» The exercise
Convert each line of the entries below into a numbered list, omitting any blank lines.

» Stored records
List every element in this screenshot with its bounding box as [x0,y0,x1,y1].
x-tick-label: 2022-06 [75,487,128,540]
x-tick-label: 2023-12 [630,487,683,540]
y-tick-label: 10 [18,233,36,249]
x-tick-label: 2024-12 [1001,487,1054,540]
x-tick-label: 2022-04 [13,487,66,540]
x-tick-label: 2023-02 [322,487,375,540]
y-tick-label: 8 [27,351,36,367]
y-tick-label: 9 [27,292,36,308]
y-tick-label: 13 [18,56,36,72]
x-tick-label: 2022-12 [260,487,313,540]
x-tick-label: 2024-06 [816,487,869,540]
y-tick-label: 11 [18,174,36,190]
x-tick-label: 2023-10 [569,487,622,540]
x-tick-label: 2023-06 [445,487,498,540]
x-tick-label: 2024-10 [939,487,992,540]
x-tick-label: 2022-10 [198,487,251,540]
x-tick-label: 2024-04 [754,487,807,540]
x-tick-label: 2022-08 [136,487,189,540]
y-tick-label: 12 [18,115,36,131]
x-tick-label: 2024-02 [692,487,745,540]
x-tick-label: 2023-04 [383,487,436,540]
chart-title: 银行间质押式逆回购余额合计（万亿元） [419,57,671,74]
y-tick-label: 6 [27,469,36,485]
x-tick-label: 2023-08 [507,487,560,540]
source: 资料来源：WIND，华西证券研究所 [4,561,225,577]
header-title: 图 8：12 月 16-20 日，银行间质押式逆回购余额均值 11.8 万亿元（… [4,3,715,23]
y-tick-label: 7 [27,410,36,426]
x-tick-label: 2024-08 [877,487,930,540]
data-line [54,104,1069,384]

» Output of the task
1. List every element in this screenshot with its bounding box as [x0,y0,x1,y1].
2. x-tick-label: 2022-06 [75,487,128,540]
3. x-tick-label: 2023-12 [630,487,683,540]
4. y-tick-label: 10 [18,233,36,249]
5. x-tick-label: 2024-12 [1001,487,1054,540]
6. x-tick-label: 2022-04 [13,487,66,540]
7. x-tick-label: 2023-02 [322,487,375,540]
8. y-tick-label: 8 [27,351,36,367]
9. y-tick-label: 9 [27,292,36,308]
10. y-tick-label: 13 [18,56,36,72]
11. x-tick-label: 2022-12 [260,487,313,540]
12. x-tick-label: 2024-06 [816,487,869,540]
13. y-tick-label: 11 [18,174,36,190]
14. x-tick-label: 2023-10 [569,487,622,540]
15. x-tick-label: 2023-06 [445,487,498,540]
16. x-tick-label: 2024-10 [939,487,992,540]
17. x-tick-label: 2022-10 [198,487,251,540]
18. x-tick-label: 2024-04 [754,487,807,540]
19. x-tick-label: 2022-08 [136,487,189,540]
20. y-tick-label: 12 [18,115,36,131]
21. x-tick-label: 2024-02 [692,487,745,540]
22. x-tick-label: 2023-04 [383,487,436,540]
23. chart-title: 银行间质押式逆回购余额合计（万亿元） [419,57,671,74]
24. y-tick-label: 6 [27,469,36,485]
25. x-tick-label: 2023-08 [507,487,560,540]
26. source: 资料来源：WIND，华西证券研究所 [4,561,225,577]
27. header-title: 图 8：12 月 16-20 日，银行间质押式逆回购余额均值 11.8 万亿元（… [4,3,715,23]
28. y-tick-label: 7 [27,410,36,426]
29. x-tick-label: 2024-08 [877,487,930,540]
30. data-line [54,104,1069,384]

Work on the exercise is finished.